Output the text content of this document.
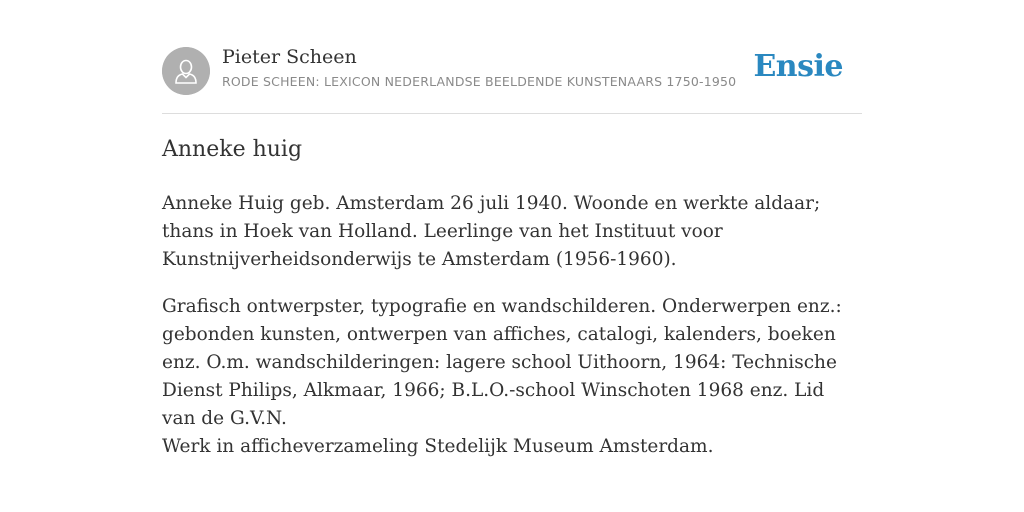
Pieter Scheen
RODE SCHEEN: LEXICON NEDERLANDSE BEELDENDE KUNSTENAARS 1750-1950 Ensie
Anneke huig

Anneke Huig geb. Amsterdam 26 juli 1940. Woonde en werkte aldaar; thans in Hoek van Holland. Leerlinge van het Instituut voor Kunstnijverheidsonderwijs te Amsterdam (1956-1960).

Grafisch ontwerpster, typografie en wandschilderen. Onderwerpen enz.: gebonden kunsten, ontwerpen van affiches, catalogi, kalenders, boeken enz. O.m. wandschilderingen: lagere school Uithoorn, 1964: Technische Dienst Philips, Alkmaar, 1966; B.L.O.-school Winschoten 1968 enz. Lid van de G.V.N.

Werk in afficheverzameling Stedelijk Museum Amsterdam.
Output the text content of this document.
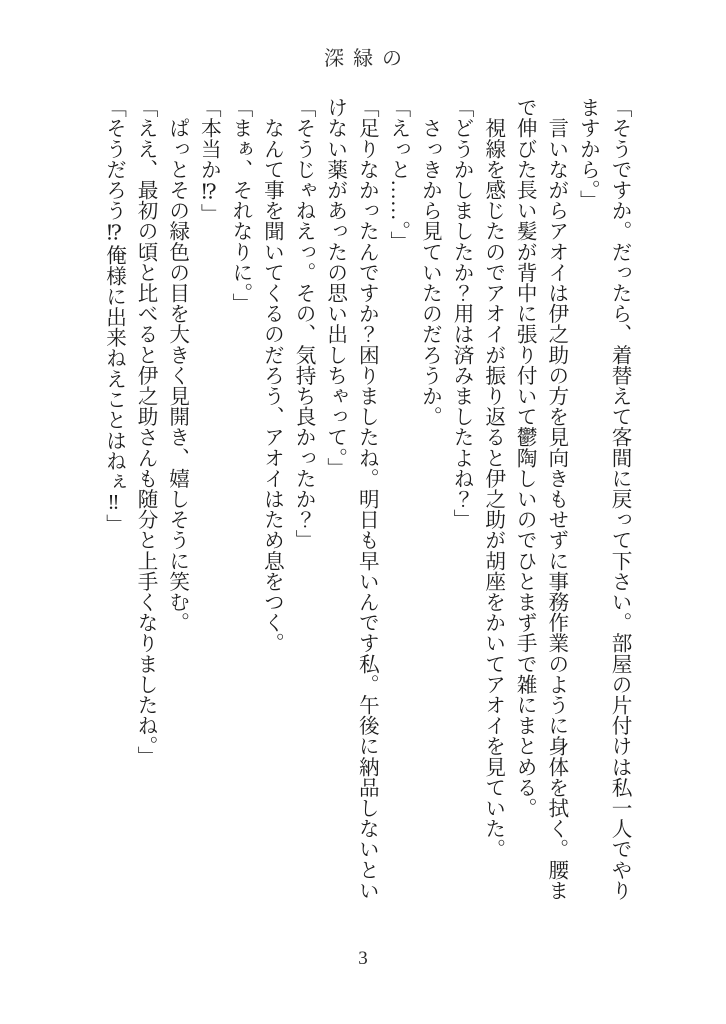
深緑の

「そうですか。だったら、着替えて客間に戻って下さい。部屋の片付けは私一人でやりますから。」

　言いながらアオイは伊之助の方を見向きもせずに事務作業のように身体を拭く。腰まで伸びた長い髪が背中に張り付いて鬱陶しいのでひとまず手で雑にまとめる。

　視線を感じたのでアオイが振り返ると伊之助が胡座をかいてアオイを見ていた。

「どうかしましたか？用は済みましたよね？」

　さっきから見ていたのだろうか。

「えっと……。」

「足りなかったんですか？困りましたね。明日も早いんです私。午後に納品しないといけない薬があったの思い出しちゃって。」

「そうじゃねえっ。その、気持ち良かったか？」

　なんて事を聞いてくるのだろう、アオイはため息をつく。

「まぁ、それなりに。」

「本当か⁉」

　ぱっとその緑色の目を大きく見開き、嬉しそうに笑む。

「ええ、最初の頃と比べると伊之助さんも随分と上手くなりましたね。」

「そうだろう⁉俺様に出来ねえことはねぇ‼」

3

□ □ □ □

**Set exercise**
Repeat the data exactly, without the pictures.

**Result of this exercise**
Output the text content of this document.
Pieter Scheen
RODE SCHEEN: LEXICON NEDERLANDSE BEELDENDE KUNSTENAARS 1750-1950 Ensie
Anneke huig

Anneke Huig geb. Amsterdam 26 juli 1940. Woonde en werkte aldaar; thans in Hoek van Holland. Leerlinge van het Instituut voor Kunstnijverheidsonderwijs te Amsterdam (1956-1960).

Grafisch ontwerpster, typografie en wandschilderen. Onderwerpen enz.: gebonden kunsten, ontwerpen van affiches, catalogi, kalenders, boeken enz. O.m. wandschilderingen: lagere school Uithoorn, 1964: Technische Dienst Philips, Alkmaar, 1966; B.L.O.-school Winschoten 1968 enz. Lid van de G.V.N.

Werk in afficheverzameling Stedelijk Museum Amsterdam.
Output the text content of this document.
深緑の

「そうですか。だったら、着替えて客間に戻って下さい。部屋の片付けは私一人でやりますから。」

　言いながらアオイは伊之助の方を見向きもせずに事務作業のように身体を拭く。腰まで伸びた長い髪が背中に張り付いて鬱陶しいのでひとまず手で雑にまとめる。

　視線を感じたのでアオイが振り返ると伊之助が胡座をかいてアオイを見ていた。

「どうかしましたか？用は済みましたよね？」

　さっきから見ていたのだろうか。

「えっと……。」

「足りなかったんですか？困りましたね。明日も早いんです私。午後に納品しないといけない薬があったの思い出しちゃって。」

「そうじゃねえっ。その、気持ち良かったか？」

　なんて事を聞いてくるのだろう、アオイはため息をつく。

「まぁ、それなりに。」

「本当か⁉」

　ぱっとその緑色の目を大きく見開き、嬉しそうに笑む。

「ええ、最初の頃と比べると伊之助さんも随分と上手くなりましたね。」

「そうだろう⁉俺様に出来ねえことはねぇ‼」

3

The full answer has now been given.